Exercise objective: Reproduce the records exactly.

Stored records:
[Start]

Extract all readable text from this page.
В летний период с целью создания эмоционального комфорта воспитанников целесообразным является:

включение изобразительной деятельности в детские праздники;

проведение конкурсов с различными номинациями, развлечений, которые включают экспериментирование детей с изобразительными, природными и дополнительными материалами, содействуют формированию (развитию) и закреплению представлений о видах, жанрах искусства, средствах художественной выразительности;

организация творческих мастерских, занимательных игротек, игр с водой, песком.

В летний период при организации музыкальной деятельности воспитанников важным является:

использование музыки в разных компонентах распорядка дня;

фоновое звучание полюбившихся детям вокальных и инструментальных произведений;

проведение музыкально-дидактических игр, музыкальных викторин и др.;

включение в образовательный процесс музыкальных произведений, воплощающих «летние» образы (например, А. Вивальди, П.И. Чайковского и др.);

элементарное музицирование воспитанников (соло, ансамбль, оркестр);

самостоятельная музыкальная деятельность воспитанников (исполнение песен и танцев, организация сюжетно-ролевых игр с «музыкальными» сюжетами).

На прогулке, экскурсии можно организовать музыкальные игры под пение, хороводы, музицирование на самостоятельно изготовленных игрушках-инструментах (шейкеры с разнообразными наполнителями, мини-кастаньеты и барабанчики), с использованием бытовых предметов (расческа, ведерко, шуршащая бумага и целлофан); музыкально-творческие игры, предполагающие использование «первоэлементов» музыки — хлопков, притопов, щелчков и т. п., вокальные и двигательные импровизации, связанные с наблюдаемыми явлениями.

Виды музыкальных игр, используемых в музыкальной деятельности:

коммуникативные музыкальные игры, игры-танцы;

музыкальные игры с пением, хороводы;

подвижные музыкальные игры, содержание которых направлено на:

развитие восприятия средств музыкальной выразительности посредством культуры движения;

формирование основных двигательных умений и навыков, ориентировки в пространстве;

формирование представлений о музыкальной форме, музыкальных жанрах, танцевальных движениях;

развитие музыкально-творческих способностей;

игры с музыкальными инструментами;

[End]

Response to the task:
Extract all readable text from this page.
В летний период с целью создания эмоционального комфорта воспитанников целесообразным является:

включение изобразительной деятельности в детские праздники;

проведение конкурсов с различными номинациями, развлечений, которые включают экспериментирование детей с изобразительными, природными и дополнительными материалами, содействуют формированию (развитию) и закреплению представлений о видах, жанрах искусства, средствах художественной выразительности;

организация творческих мастерских, занимательных игротек, игр с водой, песком.

В летний период при организации музыкальной деятельности воспитанников важным является:

использование музыки в разных компонентах распорядка дня;

фоновое звучание полюбившихся детям вокальных и инструментальных произведений;

проведение музыкально-дидактических игр, музыкальных викторин и др.;

включение в образовательный процесс музыкальных произведений, воплощающих «летние» образы (например, А. Вивальди, П.И. Чайковского и др.);

элементарное музицирование воспитанников (соло, ансамбль, оркестр);

самостоятельная музыкальная деятельность воспитанников (исполнение песен и танцев, организация сюжетно-ролевых игр с «музыкальными» сюжетами).

На прогулке, экскурсии можно организовать музыкальные игры под пение, хороводы, музицирование на самостоятельно изготовленных игрушках-инструментах (шейкеры с разнообразными наполнителями, мини-кастаньеты и барабанчики), с использованием бытовых предметов (расческа, ведерко, шуршащая бумага и целлофан); музыкально-творческие игры, предполагающие использование «первоэлементов» музыки — хлопков, притопов, щелчков и т. п., вокальные и двигательные импровизации, связанные с наблюдаемыми явлениями.

Виды музыкальных игр, используемых в музыкальной деятельности:

коммуникативные музыкальные игры, игры-танцы;

музыкальные игры с пением, хороводы;

подвижные музыкальные игры, содержание которых направлено на:

развитие восприятия средств музыкальной выразительности посредством культуры движения;

формирование основных двигательных умений и навыков, ориентировки в пространстве;

формирование представлений о музыкальной форме, музыкальных жанрах, танцевальных движениях;

развитие музыкально-творческих способностей;

игры с музыкальными инструментами;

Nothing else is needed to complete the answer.